• _Given request_
Images are excluded; otherwise, output every record exactly.

• _Dataset entries_
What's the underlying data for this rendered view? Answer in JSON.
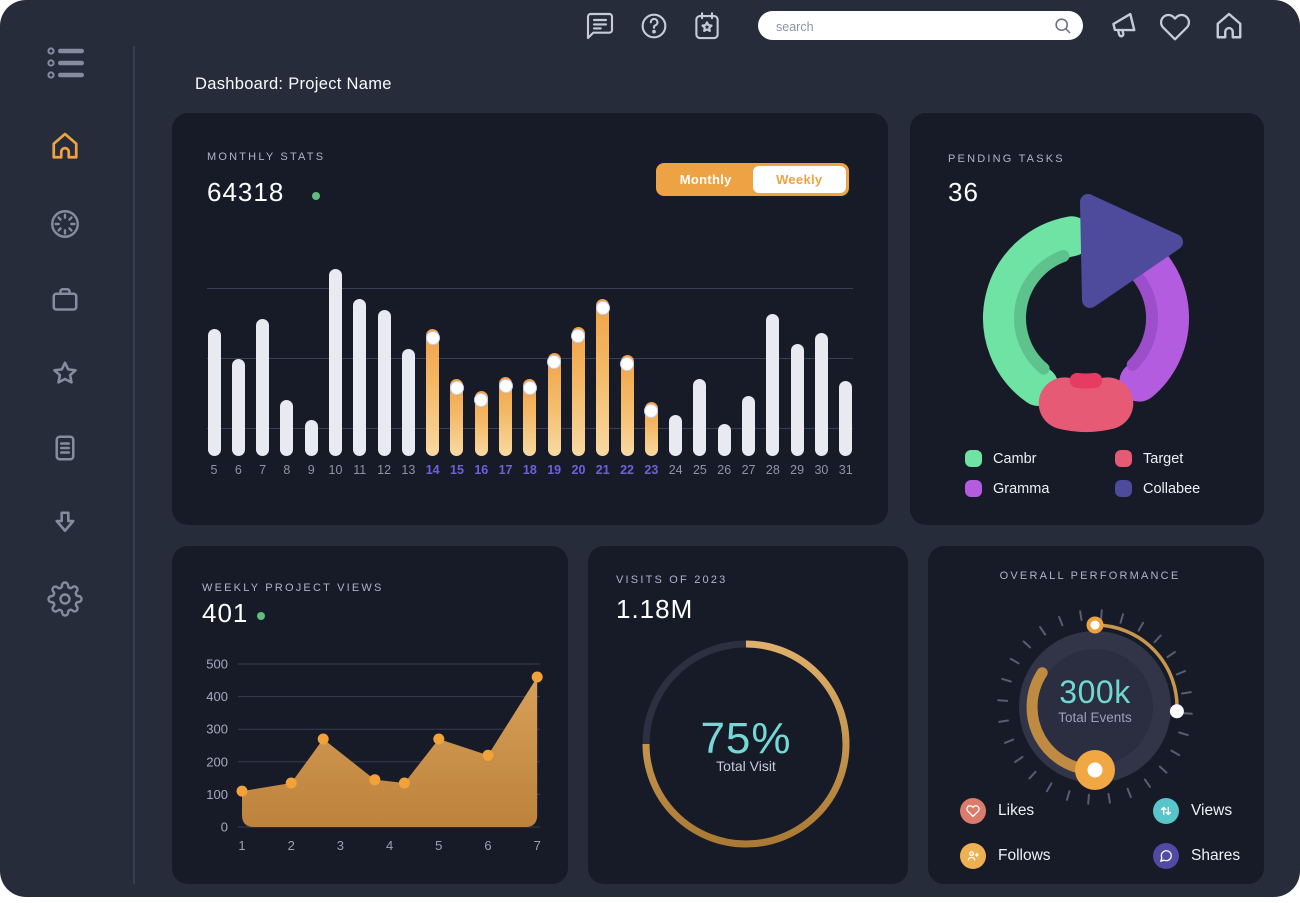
{
  "app": {
    "title": "Dashboard: Project Name",
    "background": "#272c3a",
    "card_background": "#161b27",
    "accent": "#eda243"
  },
  "topbar": {
    "search": {
      "placeholder": "search"
    },
    "icons": [
      "chat",
      "help",
      "calendar-star",
      "megaphone",
      "heart",
      "home"
    ]
  },
  "sidebar": {
    "icons": [
      "menu",
      "home",
      "activity",
      "briefcase",
      "star",
      "notes",
      "download",
      "settings"
    ],
    "active": "home"
  },
  "cards": {
    "monthly_stats": {
      "label": "MONTHLY STATS",
      "value": "64318",
      "trend_dot_color": "#5fbc7d",
      "toggle": {
        "options": [
          "Monthly",
          "Weekly"
        ],
        "selected": "Monthly"
      },
      "chart_data": {
        "type": "bar",
        "categories": [
          5,
          6,
          7,
          8,
          9,
          10,
          11,
          12,
          13,
          14,
          15,
          16,
          17,
          18,
          19,
          20,
          21,
          22,
          23,
          24,
          25,
          26,
          27,
          28,
          29,
          30,
          31
        ],
        "values": [
          68,
          52,
          73,
          30,
          19,
          100,
          84,
          78,
          57,
          68,
          41,
          35,
          42,
          41,
          55,
          69,
          84,
          54,
          29,
          22,
          41,
          17,
          32,
          76,
          60,
          66,
          40
        ],
        "highlight_range": [
          14,
          23
        ],
        "ymax": 100,
        "bar_color": "#e8e9f1",
        "highlight_gradient": [
          "#f1a147",
          "#f8d9a2"
        ],
        "label_color": "#8e94a9",
        "highlight_label_color": "#6e60dd",
        "grid_color": "#3a3f58"
      }
    },
    "pending_tasks": {
      "label": "PENDING TASKS",
      "value": "36",
      "chart_data": {
        "type": "donut",
        "segments": [
          {
            "name": "Cambr",
            "color": "#6fe3a4",
            "approx_percent": 40
          },
          {
            "name": "Gramma",
            "color": "#b45ce0",
            "approx_percent": 31
          },
          {
            "name": "Target",
            "color": "#e65a76",
            "approx_percent": 17
          },
          {
            "name": "Collabee",
            "color": "#4e4a9c",
            "approx_percent": 12
          }
        ],
        "inner_shadow_colors": {
          "Cambr": "#5ec28d",
          "Gramma": "#9d4ecb",
          "Target": "#e63c64"
        }
      },
      "legend": [
        {
          "label": "Cambr",
          "color": "#6fe3a4"
        },
        {
          "label": "Target",
          "color": "#e65a76"
        },
        {
          "label": "Gramma",
          "color": "#b45ce0"
        },
        {
          "label": "Collabee",
          "color": "#4e4a9c"
        }
      ]
    },
    "weekly_views": {
      "label": "WEEKLY PROJECT VIEWS",
      "value": "401",
      "trend_dot_color": "#5fbc7d",
      "chart_data": {
        "type": "area",
        "x": [
          1,
          2,
          2.65,
          3.7,
          4.3,
          5,
          6,
          7
        ],
        "y": [
          110,
          135,
          270,
          145,
          135,
          270,
          220,
          460
        ],
        "x_ticks": [
          1,
          2,
          3,
          4,
          5,
          6,
          7
        ],
        "y_ticks": [
          0,
          100,
          200,
          300,
          400,
          500
        ],
        "ylim": [
          0,
          500
        ],
        "fill_top": "#d7a058",
        "fill_bottom": "#bd823c",
        "dot_color": "#f1a238",
        "grid_color": "#383c52",
        "tick_color": "#a6abbf"
      }
    },
    "visits": {
      "label": "VISITS OF 2023",
      "value": "1.18M",
      "percent_text": "75%",
      "caption": "Total Visit",
      "chart_data": {
        "type": "progress-ring",
        "percent": 75,
        "color_start": "#e0b06a",
        "color_end": "#aa7a35",
        "track_color": "#2d3040",
        "text_color": "#74d9d6"
      }
    },
    "performance": {
      "label": "OVERALL PERFORMANCE",
      "value": "300k",
      "caption": "Total Events",
      "gauge": {
        "dial_color": "#323548",
        "dial_inner_color": "#2b2e40",
        "tick_color": "#575d73",
        "thin_arc_color": "#c9964d",
        "thick_arc_color": "#bf8b43",
        "knob_color": "#f1a743",
        "value_color": "#6fd8d2"
      },
      "legend": [
        {
          "label": "Likes",
          "color": "#da7b6b",
          "icon": "heart"
        },
        {
          "label": "Views",
          "color": "#58c5cb",
          "icon": "arrows-vertical"
        },
        {
          "label": "Follows",
          "color": "#edb052",
          "icon": "user-plus"
        },
        {
          "label": "Shares",
          "color": "#514aa3",
          "icon": "chat-bubble"
        }
      ]
    }
  }
}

• _Expected output_
What's the underlying data for this rendered view? Answer in JSON.
{
  "app": {
    "title": "Dashboard: Project Name",
    "background": "#272c3a",
    "card_background": "#161b27",
    "accent": "#eda243"
  },
  "topbar": {
    "search": {
      "placeholder": "search"
    },
    "icons": [
      "chat",
      "help",
      "calendar-star",
      "megaphone",
      "heart",
      "home"
    ]
  },
  "sidebar": {
    "icons": [
      "menu",
      "home",
      "activity",
      "briefcase",
      "star",
      "notes",
      "download",
      "settings"
    ],
    "active": "home"
  },
  "cards": {
    "monthly_stats": {
      "label": "MONTHLY STATS",
      "value": "64318",
      "trend_dot_color": "#5fbc7d",
      "toggle": {
        "options": [
          "Monthly",
          "Weekly"
        ],
        "selected": "Monthly"
      },
      "chart_data": {
        "type": "bar",
        "categories": [
          5,
          6,
          7,
          8,
          9,
          10,
          11,
          12,
          13,
          14,
          15,
          16,
          17,
          18,
          19,
          20,
          21,
          22,
          23,
          24,
          25,
          26,
          27,
          28,
          29,
          30,
          31
        ],
        "values": [
          68,
          52,
          73,
          30,
          19,
          100,
          84,
          78,
          57,
          68,
          41,
          35,
          42,
          41,
          55,
          69,
          84,
          54,
          29,
          22,
          41,
          17,
          32,
          76,
          60,
          66,
          40
        ],
        "highlight_range": [
          14,
          23
        ],
        "ymax": 100,
        "bar_color": "#e8e9f1",
        "highlight_gradient": [
          "#f1a147",
          "#f8d9a2"
        ],
        "label_color": "#8e94a9",
        "highlight_label_color": "#6e60dd",
        "grid_color": "#3a3f58"
      }
    },
    "pending_tasks": {
      "label": "PENDING TASKS",
      "value": "36",
      "chart_data": {
        "type": "donut",
        "segments": [
          {
            "name": "Cambr",
            "color": "#6fe3a4",
            "approx_percent": 40
          },
          {
            "name": "Gramma",
            "color": "#b45ce0",
            "approx_percent": 31
          },
          {
            "name": "Target",
            "color": "#e65a76",
            "approx_percent": 17
          },
          {
            "name": "Collabee",
            "color": "#4e4a9c",
            "approx_percent": 12
          }
        ],
        "inner_shadow_colors": {
          "Cambr": "#5ec28d",
          "Gramma": "#9d4ecb",
          "Target": "#e63c64"
        }
      },
      "legend": [
        {
          "label": "Cambr",
          "color": "#6fe3a4"
        },
        {
          "label": "Target",
          "color": "#e65a76"
        },
        {
          "label": "Gramma",
          "color": "#b45ce0"
        },
        {
          "label": "Collabee",
          "color": "#4e4a9c"
        }
      ]
    },
    "weekly_views": {
      "label": "WEEKLY PROJECT VIEWS",
      "value": "401",
      "trend_dot_color": "#5fbc7d",
      "chart_data": {
        "type": "area",
        "x": [
          1,
          2,
          2.65,
          3.7,
          4.3,
          5,
          6,
          7
        ],
        "y": [
          110,
          135,
          270,
          145,
          135,
          270,
          220,
          460
        ],
        "x_ticks": [
          1,
          2,
          3,
          4,
          5,
          6,
          7
        ],
        "y_ticks": [
          0,
          100,
          200,
          300,
          400,
          500
        ],
        "ylim": [
          0,
          500
        ],
        "fill_top": "#d7a058",
        "fill_bottom": "#bd823c",
        "dot_color": "#f1a238",
        "grid_color": "#383c52",
        "tick_color": "#a6abbf"
      }
    },
    "visits": {
      "label": "VISITS OF 2023",
      "value": "1.18M",
      "percent_text": "75%",
      "caption": "Total Visit",
      "chart_data": {
        "type": "progress-ring",
        "percent": 75,
        "color_start": "#e0b06a",
        "color_end": "#aa7a35",
        "track_color": "#2d3040",
        "text_color": "#74d9d6"
      }
    },
    "performance": {
      "label": "OVERALL PERFORMANCE",
      "value": "300k",
      "caption": "Total Events",
      "gauge": {
        "dial_color": "#323548",
        "dial_inner_color": "#2b2e40",
        "tick_color": "#575d73",
        "thin_arc_color": "#c9964d",
        "thick_arc_color": "#bf8b43",
        "knob_color": "#f1a743",
        "value_color": "#6fd8d2"
      },
      "legend": [
        {
          "label": "Likes",
          "color": "#da7b6b",
          "icon": "heart"
        },
        {
          "label": "Views",
          "color": "#58c5cb",
          "icon": "arrows-vertical"
        },
        {
          "label": "Follows",
          "color": "#edb052",
          "icon": "user-plus"
        },
        {
          "label": "Shares",
          "color": "#514aa3",
          "icon": "chat-bubble"
        }
      ]
    }
  }
}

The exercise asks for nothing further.